## WRITTEN TASK
Pick out each line of the records that includes the string "Auhausen", and copy it.

## Stored data entries

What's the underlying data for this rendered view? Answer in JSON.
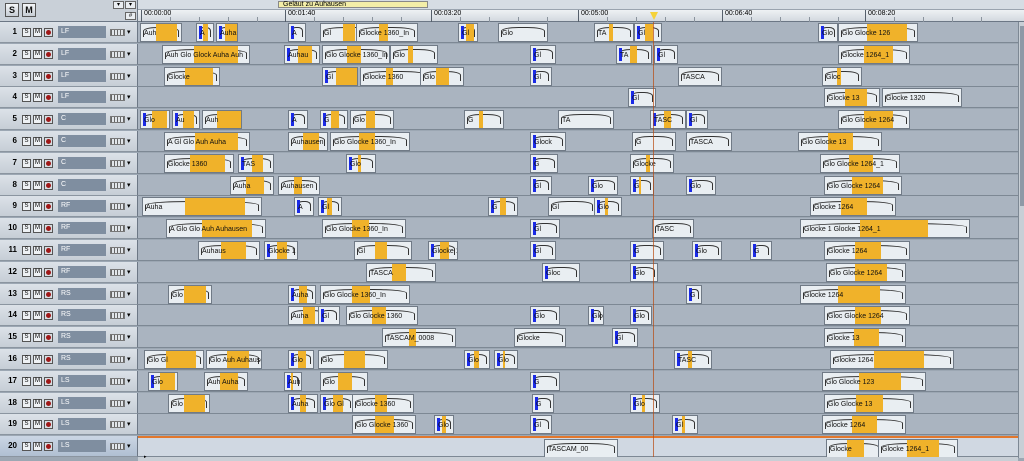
{
  "header": {
    "solo_label": "S",
    "mute_label": "M",
    "range_name": "Geläut zu Auhausen",
    "end_marker": "0"
  },
  "ruler": {
    "labels": [
      "00:00:00",
      "00:01:40",
      "00:03:20",
      "00:05:00",
      "00:06:40",
      "00:08:20"
    ]
  },
  "tracks": [
    {
      "num": "1",
      "name": "LF",
      "clips": [
        {
          "label": "Auh"
        },
        {
          "label": "A"
        },
        {
          "label": "Auha"
        },
        {
          "label": "A"
        },
        {
          "label": "Gl"
        },
        {
          "label": "Glocke 1360_In"
        },
        {
          "label": "Gl"
        },
        {
          "label": "Glo"
        },
        {
          "label": "TA"
        },
        {
          "label": "Gl"
        },
        {
          "label": "Glo"
        },
        {
          "label": "Glo Glocke 126"
        }
      ]
    },
    {
      "num": "2",
      "name": "LF",
      "clips": [
        {
          "label": "Auh Glo Glock Auha Auh"
        },
        {
          "label": "Auhau"
        },
        {
          "label": "Glo Glocke 1360_In"
        },
        {
          "label": "Glo"
        },
        {
          "label": "Gl"
        },
        {
          "label": "TA"
        },
        {
          "label": "Gl"
        },
        {
          "label": "Glocke 1264_1"
        }
      ]
    },
    {
      "num": "3",
      "name": "LF",
      "clips": [
        {
          "label": "Glocke"
        },
        {
          "label": "Gl"
        },
        {
          "label": "Glocke 1360"
        },
        {
          "label": "Glo"
        },
        {
          "label": "Gl"
        },
        {
          "label": "TASCA"
        },
        {
          "label": "Gloc"
        }
      ]
    },
    {
      "num": "4",
      "name": "LF",
      "clips": [
        {
          "label": "Gl"
        },
        {
          "label": "Glocke 13"
        },
        {
          "label": "Glocke 1320"
        }
      ]
    },
    {
      "num": "5",
      "name": "C",
      "clips": [
        {
          "label": "Glo"
        },
        {
          "label": "Au"
        },
        {
          "label": "Auh"
        },
        {
          "label": "A"
        },
        {
          "label": "G"
        },
        {
          "label": "Glo"
        },
        {
          "label": "G"
        },
        {
          "label": "TA"
        },
        {
          "label": "TASC"
        },
        {
          "label": "Gl"
        },
        {
          "label": "Glo Glocke 1264"
        }
      ]
    },
    {
      "num": "6",
      "name": "C",
      "clips": [
        {
          "label": "A Gl Glo Auh Auha"
        },
        {
          "label": "Auhausen"
        },
        {
          "label": "Glo Glocke 1360_In"
        },
        {
          "label": "Glock"
        },
        {
          "label": "G"
        },
        {
          "label": "TASCA"
        },
        {
          "label": "Glo Glocke 13"
        }
      ]
    },
    {
      "num": "7",
      "name": "C",
      "clips": [
        {
          "label": "Glocke 1360"
        },
        {
          "label": "TAS"
        },
        {
          "label": "Glo"
        },
        {
          "label": "G"
        },
        {
          "label": "Glocke"
        },
        {
          "label": "Glo Glocke 1264_1"
        }
      ]
    },
    {
      "num": "8",
      "name": "C",
      "clips": [
        {
          "label": "Auha"
        },
        {
          "label": "Auhausen"
        },
        {
          "label": "Gl"
        },
        {
          "label": "Glo"
        },
        {
          "label": "G"
        },
        {
          "label": "Glo"
        },
        {
          "label": "Glo Glocke 1264"
        }
      ]
    },
    {
      "num": "9",
      "name": "RF",
      "clips": [
        {
          "label": "Auha"
        },
        {
          "label": "A"
        },
        {
          "label": "Gl"
        },
        {
          "label": "G"
        },
        {
          "label": "Gl"
        },
        {
          "label": "Glo"
        },
        {
          "label": "Glocke 1264"
        }
      ]
    },
    {
      "num": "10",
      "name": "RF",
      "clips": [
        {
          "label": "A Glo Glo Auh Auhausen"
        },
        {
          "label": "Glo Glocke 1360_In"
        },
        {
          "label": "Gl"
        },
        {
          "label": "TASC"
        },
        {
          "label": "Glocke 1 Glocke 1264_1"
        }
      ]
    },
    {
      "num": "11",
      "name": "RF",
      "clips": [
        {
          "label": "Auhaus"
        },
        {
          "label": "Glocke 1"
        },
        {
          "label": "Gl"
        },
        {
          "label": "Glocke 1360"
        },
        {
          "label": "Gl"
        },
        {
          "label": "G"
        },
        {
          "label": "Glo"
        },
        {
          "label": "G"
        },
        {
          "label": "Glocke 1264"
        }
      ]
    },
    {
      "num": "12",
      "name": "RF",
      "clips": [
        {
          "label": "TASCA"
        },
        {
          "label": "Gloc"
        },
        {
          "label": "Glo"
        },
        {
          "label": "Glo Glocke 1264"
        }
      ]
    },
    {
      "num": "13",
      "name": "RS",
      "clips": [
        {
          "label": "Glo"
        },
        {
          "label": "Auha"
        },
        {
          "label": "Glo Glocke 1360_In"
        },
        {
          "label": "G"
        },
        {
          "label": "Glocke 1264"
        }
      ]
    },
    {
      "num": "14",
      "name": "RS",
      "clips": [
        {
          "label": "Auha"
        },
        {
          "label": "Gl"
        },
        {
          "label": "Glo Glocke 1360"
        },
        {
          "label": "Glo"
        },
        {
          "label": "Glo"
        },
        {
          "label": "Glo"
        },
        {
          "label": "Gloc Glocke 1264"
        }
      ]
    },
    {
      "num": "15",
      "name": "RS",
      "clips": [
        {
          "label": "TASCAM_0008"
        },
        {
          "label": "Glocke"
        },
        {
          "label": "Gl"
        },
        {
          "label": "Glocke 13"
        }
      ]
    },
    {
      "num": "16",
      "name": "RS",
      "clips": [
        {
          "label": "Glo Gl"
        },
        {
          "label": "Glo Auh Auhause"
        },
        {
          "label": "Glo"
        },
        {
          "label": "Glo"
        },
        {
          "label": "Glo"
        },
        {
          "label": "Glo"
        },
        {
          "label": "TASC"
        },
        {
          "label": "Glocke 1264"
        }
      ]
    },
    {
      "num": "17",
      "name": "LS",
      "clips": [
        {
          "label": "Glo"
        },
        {
          "label": "Auh Auha"
        },
        {
          "label": "Auh"
        },
        {
          "label": "Glo"
        },
        {
          "label": "G"
        },
        {
          "label": "Glo Glocke 123"
        }
      ]
    },
    {
      "num": "18",
      "name": "LS",
      "clips": [
        {
          "label": "Glo"
        },
        {
          "label": "Auha"
        },
        {
          "label": "Glo Gl"
        },
        {
          "label": "Glocke 1360"
        },
        {
          "label": "G"
        },
        {
          "label": "Glo"
        },
        {
          "label": "Glo Glocke 13"
        }
      ]
    },
    {
      "num": "19",
      "name": "LS",
      "clips": [
        {
          "label": "Glo Glocke 1360"
        },
        {
          "label": "Glo"
        },
        {
          "label": "Gl"
        },
        {
          "label": "Gl"
        },
        {
          "label": "Glocke 1264"
        }
      ]
    },
    {
      "num": "20",
      "name": "LS",
      "clips": [
        {
          "label": "TASCAM_00"
        },
        {
          "label": "Glocke"
        },
        {
          "label": "Glocke 1264_1"
        }
      ]
    }
  ]
}
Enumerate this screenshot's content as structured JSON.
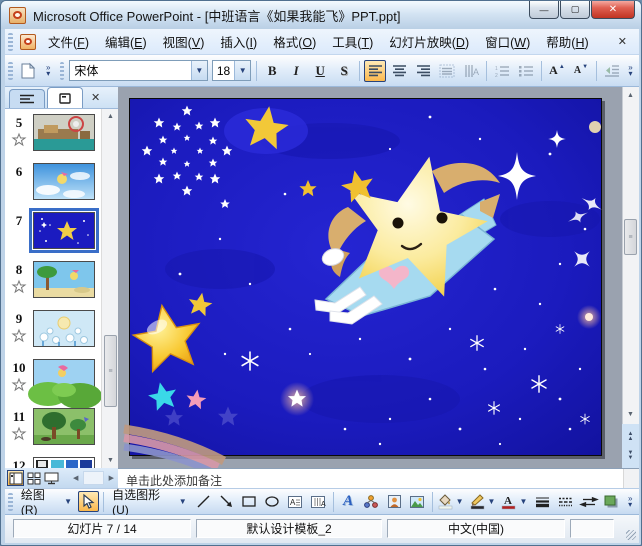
{
  "window": {
    "title": "Microsoft Office PowerPoint - [中班语言《如果我能飞》PPT.ppt]",
    "controls": {
      "minimize": "—",
      "maximize": "▢",
      "close": "✕"
    }
  },
  "menu_bar": {
    "items": [
      {
        "pre": "文件(",
        "key": "F",
        "post": ")"
      },
      {
        "pre": "编辑(",
        "key": "E",
        "post": ")"
      },
      {
        "pre": "视图(",
        "key": "V",
        "post": ")"
      },
      {
        "pre": "插入(",
        "key": "I",
        "post": ")"
      },
      {
        "pre": "格式(",
        "key": "O",
        "post": ")"
      },
      {
        "pre": "工具(",
        "key": "T",
        "post": ")"
      },
      {
        "pre": "幻灯片放映(",
        "key": "D",
        "post": ")"
      },
      {
        "pre": "窗口(",
        "key": "W",
        "post": ")"
      },
      {
        "pre": "帮助(",
        "key": "H",
        "post": ")"
      }
    ],
    "close": "✕"
  },
  "format_toolbar": {
    "font_name": "宋体",
    "font_size": "18",
    "bold": "B",
    "italic": "I",
    "underline": "U",
    "shadow": "S",
    "grow_font": "A",
    "shrink_font": "A"
  },
  "slides_panel": {
    "slides": [
      {
        "number": "5"
      },
      {
        "number": "6"
      },
      {
        "number": "7"
      },
      {
        "number": "8"
      },
      {
        "number": "9"
      },
      {
        "number": "10"
      },
      {
        "number": "11"
      },
      {
        "number": "12"
      }
    ],
    "selected_number": "7"
  },
  "notes": {
    "placeholder": "单击此处添加备注"
  },
  "drawing_toolbar": {
    "draw": {
      "pre": "绘图(",
      "key": "R",
      "post": ")"
    },
    "autoshapes": {
      "pre": "自选图形(",
      "key": "U",
      "post": ")"
    }
  },
  "status_bar": {
    "slide_indicator": "幻灯片 7 / 14",
    "design_template": "默认设计模板_2",
    "language": "中文(中国)"
  },
  "colors": {
    "selection_highlight": "#fbb84d",
    "slide_background": "#1b1bc0",
    "selected_thumb_border": "#3a6ec8"
  }
}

## ANSWER
    "range_name": "Geläut zu Auhausen",
          "label": "Auhausen"
          "label": "Auhausen"
          "label": "A Glo Glo Auh Auhausen"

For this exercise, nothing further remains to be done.